▸ YOUR INSTRUCTIONS: Give back the full material, exactly as it reads.

▸ MATERIAL PROVIDED:

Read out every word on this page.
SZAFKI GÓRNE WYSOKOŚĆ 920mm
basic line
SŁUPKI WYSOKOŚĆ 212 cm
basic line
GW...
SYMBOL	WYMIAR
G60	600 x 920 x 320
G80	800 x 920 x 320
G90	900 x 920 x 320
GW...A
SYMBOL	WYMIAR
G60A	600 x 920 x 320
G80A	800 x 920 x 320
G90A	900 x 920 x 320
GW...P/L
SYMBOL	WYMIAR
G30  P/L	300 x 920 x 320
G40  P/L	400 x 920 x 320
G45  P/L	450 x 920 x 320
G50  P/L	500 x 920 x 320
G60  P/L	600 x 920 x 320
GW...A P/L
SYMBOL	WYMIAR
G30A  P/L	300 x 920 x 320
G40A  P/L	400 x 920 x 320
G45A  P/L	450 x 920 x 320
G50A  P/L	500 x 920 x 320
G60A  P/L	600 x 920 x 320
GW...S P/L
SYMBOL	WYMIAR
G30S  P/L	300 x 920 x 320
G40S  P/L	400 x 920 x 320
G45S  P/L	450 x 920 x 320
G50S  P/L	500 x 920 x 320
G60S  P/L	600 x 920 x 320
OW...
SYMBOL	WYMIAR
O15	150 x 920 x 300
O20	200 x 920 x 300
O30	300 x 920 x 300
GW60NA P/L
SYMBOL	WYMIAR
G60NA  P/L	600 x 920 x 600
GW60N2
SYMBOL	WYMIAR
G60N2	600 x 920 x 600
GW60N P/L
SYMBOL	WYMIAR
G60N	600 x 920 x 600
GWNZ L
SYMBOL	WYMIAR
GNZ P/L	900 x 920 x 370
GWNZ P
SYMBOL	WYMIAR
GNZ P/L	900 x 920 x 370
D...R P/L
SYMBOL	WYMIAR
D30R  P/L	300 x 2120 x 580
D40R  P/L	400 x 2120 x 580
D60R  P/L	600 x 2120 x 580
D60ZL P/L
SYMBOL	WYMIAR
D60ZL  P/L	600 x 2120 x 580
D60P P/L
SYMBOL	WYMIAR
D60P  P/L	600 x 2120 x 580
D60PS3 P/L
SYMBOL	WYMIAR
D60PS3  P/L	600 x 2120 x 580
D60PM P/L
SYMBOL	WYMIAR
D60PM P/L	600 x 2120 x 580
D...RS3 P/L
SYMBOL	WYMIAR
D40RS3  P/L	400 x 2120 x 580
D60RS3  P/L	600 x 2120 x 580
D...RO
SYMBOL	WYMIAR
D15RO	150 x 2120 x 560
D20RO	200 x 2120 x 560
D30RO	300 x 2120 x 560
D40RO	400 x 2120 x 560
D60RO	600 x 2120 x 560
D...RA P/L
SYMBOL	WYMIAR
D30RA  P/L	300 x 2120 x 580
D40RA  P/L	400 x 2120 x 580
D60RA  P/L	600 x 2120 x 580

▸ TASK ANSWER:
Read out every word on this page.
SZAFKI GÓRNE WYSOKOŚĆ 920mm
basic line
SŁUPKI WYSOKOŚĆ 212 cm
basic line
GW...
SYMBOL	WYMIAR
G60	600 x 920 x 320
G80	800 x 920 x 320
G90	900 x 920 x 320
GW...A
SYMBOL	WYMIAR
G60A	600 x 920 x 320
G80A	800 x 920 x 320
G90A	900 x 920 x 320
GW...P/L
SYMBOL	WYMIAR
G30  P/L	300 x 920 x 320
G40  P/L	400 x 920 x 320
G45  P/L	450 x 920 x 320
G50  P/L	500 x 920 x 320
G60  P/L	600 x 920 x 320
GW...A P/L
SYMBOL	WYMIAR
G30A  P/L	300 x 920 x 320
G40A  P/L	400 x 920 x 320
G45A  P/L	450 x 920 x 320
G50A  P/L	500 x 920 x 320
G60A  P/L	600 x 920 x 320
GW...S P/L
SYMBOL	WYMIAR
G30S  P/L	300 x 920 x 320
G40S  P/L	400 x 920 x 320
G45S  P/L	450 x 920 x 320
G50S  P/L	500 x 920 x 320
G60S  P/L	600 x 920 x 320
OW...
SYMBOL	WYMIAR
O15	150 x 920 x 300
O20	200 x 920 x 300
O30	300 x 920 x 300
GW60NA P/L
SYMBOL	WYMIAR
G60NA  P/L	600 x 920 x 600
GW60N2
SYMBOL	WYMIAR
G60N2	600 x 920 x 600
GW60N P/L
SYMBOL	WYMIAR
G60N	600 x 920 x 600
GWNZ L
SYMBOL	WYMIAR
GNZ P/L	900 x 920 x 370
GWNZ P
SYMBOL	WYMIAR
GNZ P/L	900 x 920 x 370
D...R P/L
SYMBOL	WYMIAR
D30R  P/L	300 x 2120 x 580
D40R  P/L	400 x 2120 x 580
D60R  P/L	600 x 2120 x 580
D60ZL P/L
SYMBOL	WYMIAR
D60ZL  P/L	600 x 2120 x 580
D60P P/L
SYMBOL	WYMIAR
D60P  P/L	600 x 2120 x 580
D60PS3 P/L
SYMBOL	WYMIAR
D60PS3  P/L	600 x 2120 x 580
D60PM P/L
SYMBOL	WYMIAR
D60PM P/L	600 x 2120 x 580
D...RS3 P/L
SYMBOL	WYMIAR
D40RS3  P/L	400 x 2120 x 580
D60RS3  P/L	600 x 2120 x 580
D...RO
SYMBOL	WYMIAR
D15RO	150 x 2120 x 560
D20RO	200 x 2120 x 560
D30RO	300 x 2120 x 560
D40RO	400 x 2120 x 560
D60RO	600 x 2120 x 560
D...RA P/L
SYMBOL	WYMIAR
D30RA  P/L	300 x 2120 x 580
D40RA  P/L	400 x 2120 x 580
D60RA  P/L	600 x 2120 x 580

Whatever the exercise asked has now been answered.